Supplied material:
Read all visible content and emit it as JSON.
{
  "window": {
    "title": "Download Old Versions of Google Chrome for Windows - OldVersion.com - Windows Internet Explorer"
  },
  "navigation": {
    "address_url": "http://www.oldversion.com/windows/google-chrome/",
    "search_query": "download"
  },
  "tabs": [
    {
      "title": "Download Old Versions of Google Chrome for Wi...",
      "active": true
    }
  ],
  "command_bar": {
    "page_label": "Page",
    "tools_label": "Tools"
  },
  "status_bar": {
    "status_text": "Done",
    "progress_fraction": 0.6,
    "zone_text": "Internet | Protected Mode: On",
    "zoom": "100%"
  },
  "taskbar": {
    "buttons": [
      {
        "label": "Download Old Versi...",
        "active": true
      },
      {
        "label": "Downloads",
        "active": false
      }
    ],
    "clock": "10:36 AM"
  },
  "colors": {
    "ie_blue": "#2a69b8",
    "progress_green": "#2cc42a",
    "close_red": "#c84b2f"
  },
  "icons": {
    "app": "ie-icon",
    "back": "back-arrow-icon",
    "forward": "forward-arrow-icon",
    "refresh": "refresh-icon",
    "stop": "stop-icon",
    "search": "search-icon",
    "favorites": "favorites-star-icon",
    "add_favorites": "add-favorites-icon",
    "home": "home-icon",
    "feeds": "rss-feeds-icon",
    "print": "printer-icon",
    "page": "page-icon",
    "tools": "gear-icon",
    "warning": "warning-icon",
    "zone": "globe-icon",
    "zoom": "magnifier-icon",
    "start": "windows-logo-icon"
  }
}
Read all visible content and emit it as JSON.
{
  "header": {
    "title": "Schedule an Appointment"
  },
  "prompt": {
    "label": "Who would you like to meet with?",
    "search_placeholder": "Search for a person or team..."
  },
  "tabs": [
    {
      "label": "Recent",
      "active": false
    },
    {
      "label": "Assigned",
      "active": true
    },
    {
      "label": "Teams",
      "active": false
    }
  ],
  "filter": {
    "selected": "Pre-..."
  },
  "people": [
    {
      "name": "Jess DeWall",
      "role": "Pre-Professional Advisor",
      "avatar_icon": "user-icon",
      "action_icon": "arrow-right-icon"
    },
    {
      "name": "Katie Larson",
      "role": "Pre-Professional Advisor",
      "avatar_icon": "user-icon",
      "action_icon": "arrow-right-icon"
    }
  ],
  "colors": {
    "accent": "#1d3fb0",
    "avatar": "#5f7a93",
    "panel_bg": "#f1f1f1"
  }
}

Exercise goal: Take the entries above and transcribe them in full.

Task output:
Read all visible content and emit it as JSON.
{
  "window": {
    "title": "Download Old Versions of Google Chrome for Windows - OldVersion.com - Windows Internet Explorer"
  },
  "navigation": {
    "address_url": "http://www.oldversion.com/windows/google-chrome/",
    "search_query": "download"
  },
  "tabs": [
    {
      "title": "Download Old Versions of Google Chrome for Wi...",
      "active": true
    }
  ],
  "command_bar": {
    "page_label": "Page",
    "tools_label": "Tools"
  },
  "status_bar": {
    "status_text": "Done",
    "progress_fraction": 0.6,
    "zone_text": "Internet | Protected Mode: On",
    "zoom": "100%"
  },
  "taskbar": {
    "buttons": [
      {
        "label": "Download Old Versi...",
        "active": true
      },
      {
        "label": "Downloads",
        "active": false
      }
    ],
    "clock": "10:36 AM"
  },
  "colors": {
    "ie_blue": "#2a69b8",
    "progress_green": "#2cc42a",
    "close_red": "#c84b2f"
  },
  "icons": {
    "app": "ie-icon",
    "back": "back-arrow-icon",
    "forward": "forward-arrow-icon",
    "refresh": "refresh-icon",
    "stop": "stop-icon",
    "search": "search-icon",
    "favorites": "favorites-star-icon",
    "add_favorites": "add-favorites-icon",
    "home": "home-icon",
    "feeds": "rss-feeds-icon",
    "print": "printer-icon",
    "page": "page-icon",
    "tools": "gear-icon",
    "warning": "warning-icon",
    "zone": "globe-icon",
    "zoom": "magnifier-icon",
    "start": "windows-logo-icon"
  }
}
Read all visible content and emit it as JSON.
{
  "header": {
    "title": "Schedule an Appointment"
  },
  "prompt": {
    "label": "Who would you like to meet with?",
    "search_placeholder": "Search for a person or team..."
  },
  "tabs": [
    {
      "label": "Recent",
      "active": false
    },
    {
      "label": "Assigned",
      "active": true
    },
    {
      "label": "Teams",
      "active": false
    }
  ],
  "filter": {
    "selected": "Pre-..."
  },
  "people": [
    {
      "name": "Jess DeWall",
      "role": "Pre-Professional Advisor",
      "avatar_icon": "user-icon",
      "action_icon": "arrow-right-icon"
    },
    {
      "name": "Katie Larson",
      "role": "Pre-Professional Advisor",
      "avatar_icon": "user-icon",
      "action_icon": "arrow-right-icon"
    }
  ],
  "colors": {
    "accent": "#1d3fb0",
    "avatar": "#5f7a93",
    "panel_bg": "#f1f1f1"
  }
}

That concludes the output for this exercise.